## [Passage]
# Sauteing Ginger



## scott123 (Dec 23, 2003)

Anyone know what happens when you saute ginger too long? Not until it gets black but past tan. I could do it myself, but it would save me some time if someone else had tried it already.


----------



## cape chef (Jul 31, 2000)

What do you mean Scott?

Do you mean taste texure?


----------



## scott123 (Dec 23, 2003)

What does it taste like?

Does it get mellower? Does it get bitter? Does it get sweeter?


----------



## cape chef (Jul 31, 2000)

Scott,

I find that on high heat ginger will turn bitter (like garlic) if allowed to brown to far, on low heat however you will be able to exstract more of the gingers oils to infuse a dish.

I do not find ginger gets sweeter the longer it cooks because the flavor is in the oils and over cooking will turn it bitter.

I have never slow roasted ginger like garlic in an oven, maybe I should try that someday, but I believe theres just to much fiber to break down.


----------



## mezzaluna (Aug 29, 2000)

I wonder what the sugar content of ginger is? If it's high, I would think it would caramelize and therefore sweeten. Since it just burns and gets bitter, maybe the sugar content is low. I'll cruise around and see what I can find out.

*******
I discovered that 1 tablespoon has 3 effective carbs, so it's rather high in carbs. I wonder if it would caramelize at any temperature, given enough time. Another theoretical puzzle I'll leave to others to pursue.


----------



## barista (Jul 22, 2002)

Ginger is best sauteed at high heat to extract it's flavour. But you need not over-brown it.

Element and coordinate entries
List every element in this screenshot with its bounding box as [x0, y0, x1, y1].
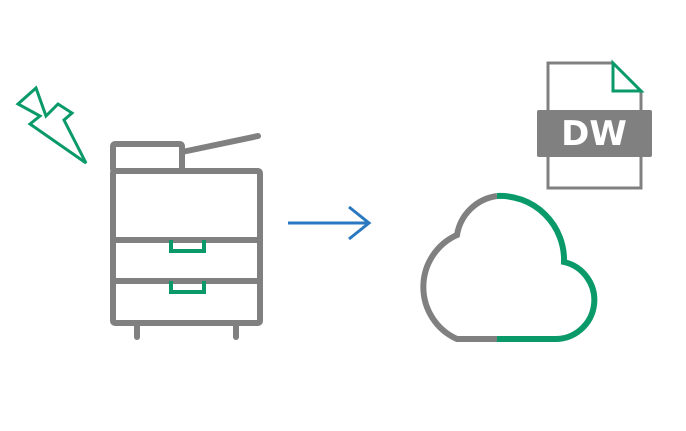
file-type-label: DW: [561, 114, 627, 154]
cloud-icon: [420, 192, 598, 343]
lightning-icon: [15, 85, 88, 165]
printer-icon: [110, 133, 263, 340]
arrow-right-icon: [288, 205, 372, 241]
file-type-badge: [537, 110, 652, 157]
file-icon: DW: [537, 59, 652, 190]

## [To-do list]
- 1) From the forum thread on sauteing ginger, output the passage between "Does it get mellower?" and "turn it bitter.", inclusive, with every word unchanged.
- 2) Continue the forum thread on sauteing ginger, writing the next part after its final post.

## [Exercise results]
- 1)
Does it get mellower? Does it get bitter? Does it get sweeter?


----------



## cape chef (Jul 31, 2000)

Scott,

I find that on high heat ginger will turn bitter (like garlic) if allowed to brown to far, on low heat however you will be able to exstract more of the gingers oils to infuse a dish.

I do not find ginger gets sweeter the longer it cooks because the flavor is in the oils and over cooking will turn it bitter.

- 2)
It is used this way to give stir-fried vegetables like choy sum, and kailan the kick. Used in quantities of a few good sized knobs, flattened by the blade of a chopper, and sauteed with sesame seed oil, it makes an excellent dish sitr-fried with chicken in balck sauce.


----------



## chefboy2160 (Oct 13, 2001)

Thanks barista for the tips. So typical in asian cuisine , high heat and fast infusion . A quick question for all ? Have you used crystalized ginger and if so in what applications ? 
Thanks , Doug............


----------



## barista (Jul 22, 2002)

Yes, fast is the word for Chinese stir-fried cooking, though there is the other extreme of slow, long double-boiling. The test for good stir-fry is that the ingredients, esp if it's veggies still have the snap when you bite into them.

Crystallised ginger as is referred to in Western cooking is not used in Asian cooking in general. The Chinese and Japanese use pickled ginger instead. This is used mainly as condiment to century eggs (see thread on congee) and in sushi/sashimi.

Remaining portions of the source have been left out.